▸ RECORDS PROVIDED:
──────────────────────────────

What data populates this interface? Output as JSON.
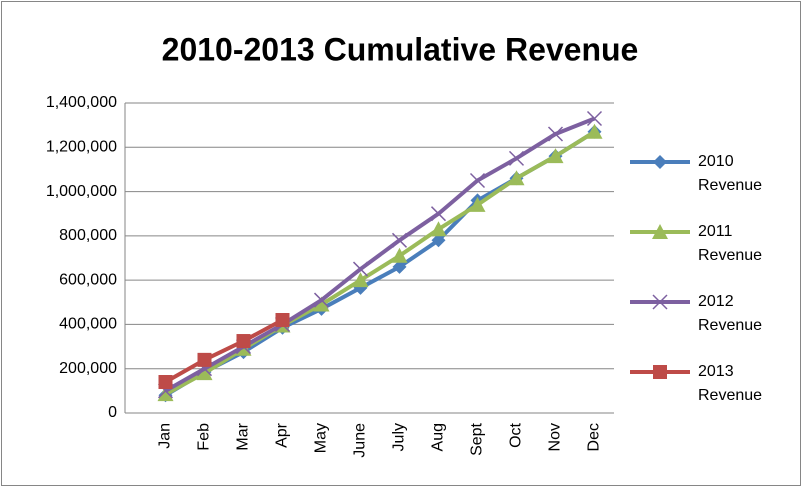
{
  "chart_data": {
    "type": "line",
    "title": "2010-2013 Cumulative Revenue",
    "categories": [
      "Jan",
      "Feb",
      "Mar",
      "Apr",
      "May",
      "June",
      "July",
      "Aug",
      "Sept",
      "Oct",
      "Nov",
      "Dec"
    ],
    "series": [
      {
        "name": "2010 Revenue",
        "color": "#4a7ebb",
        "marker": "diamond",
        "values": [
          80000,
          185000,
          275000,
          385000,
          470000,
          565000,
          660000,
          780000,
          960000,
          1060000,
          1160000,
          1270000
        ]
      },
      {
        "name": "2011 Revenue",
        "color": "#9bbb59",
        "marker": "triangle",
        "values": [
          85000,
          180000,
          290000,
          395000,
          490000,
          600000,
          710000,
          830000,
          940000,
          1060000,
          1160000,
          1270000
        ]
      },
      {
        "name": "2012 Revenue",
        "color": "#7d60a0",
        "marker": "x",
        "values": [
          100000,
          200000,
          300000,
          400000,
          510000,
          650000,
          780000,
          900000,
          1050000,
          1150000,
          1260000,
          1330000
        ]
      },
      {
        "name": "2013 Revenue",
        "color": "#be4b48",
        "marker": "square",
        "values": [
          140000,
          240000,
          325000,
          420000,
          null,
          null,
          null,
          null,
          null,
          null,
          null,
          null
        ]
      }
    ],
    "ylim": [
      0,
      1400000
    ],
    "yticks": [
      0,
      {
        "value": 200000,
        "label": "200,000"
      },
      {
        "value": 400000,
        "label": "400,000"
      },
      {
        "value": 600000,
        "label": "600,000"
      },
      {
        "value": 800000,
        "label": "800,000"
      },
      {
        "value": 1000000,
        "label": "1,000,000"
      },
      {
        "value": 1200000,
        "label": "1,200,000"
      },
      {
        "value": 1400000,
        "label": "1,400,000"
      }
    ],
    "grid": true,
    "legend": "right"
  }
}
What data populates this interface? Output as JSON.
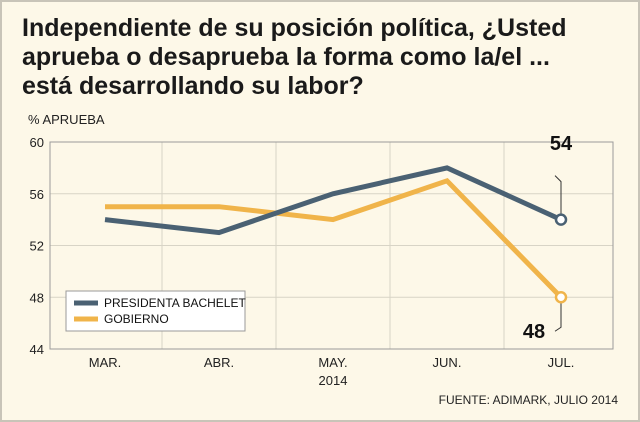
{
  "title": {
    "line1": "Independiente de su posición política, ¿Usted",
    "line2": "aprueba o desaprueba la forma como la/el ...",
    "line3": "está desarrollando su labor?"
  },
  "source": "FUENTE: ADIMARK, JULIO 2014",
  "colors": {
    "bachelet": "#4a6173",
    "gobierno": "#f0b44a",
    "background": "#fdf8e8",
    "grid": "#d8d4c6"
  },
  "chart_data": {
    "type": "line",
    "ylabel": "% APRUEBA",
    "xlabel": "",
    "categories": [
      "MAR.",
      "ABR.",
      "MAY.",
      "JUN.",
      "JUL."
    ],
    "category_sublabels": [
      "",
      "",
      "2014",
      "",
      ""
    ],
    "ylim": [
      44,
      60
    ],
    "yticks": [
      44,
      48,
      52,
      56,
      60
    ],
    "grid": true,
    "legend_position": "bottom-left",
    "series": [
      {
        "name": "PRESIDENTA BACHELET",
        "values": [
          54,
          53,
          56,
          58,
          54
        ],
        "color": "#4a6173"
      },
      {
        "name": "GOBIERNO",
        "values": [
          55,
          55,
          54,
          57,
          48
        ],
        "color": "#f0b44a"
      }
    ],
    "end_labels": [
      "54",
      "48"
    ]
  }
}
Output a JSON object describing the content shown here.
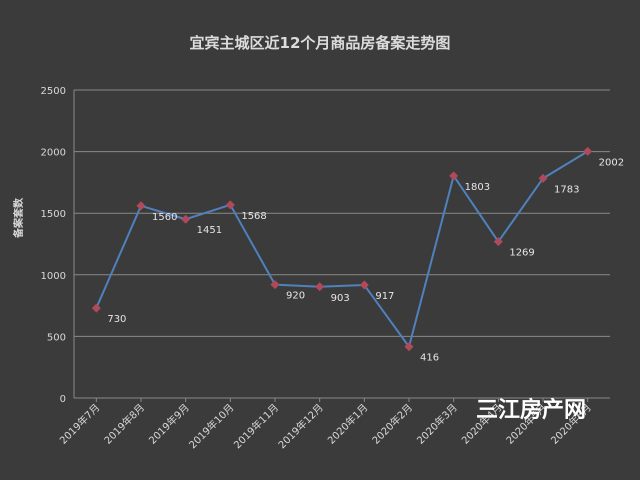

──────────────────────────────

▸ EXERCISE: Copy all lines from the data that hold the word "marker".

▸ THE COMPLETED TASK:
        "marker": "diamond",
        "marker": "triangle",
        "marker": "x",
        "marker": "square",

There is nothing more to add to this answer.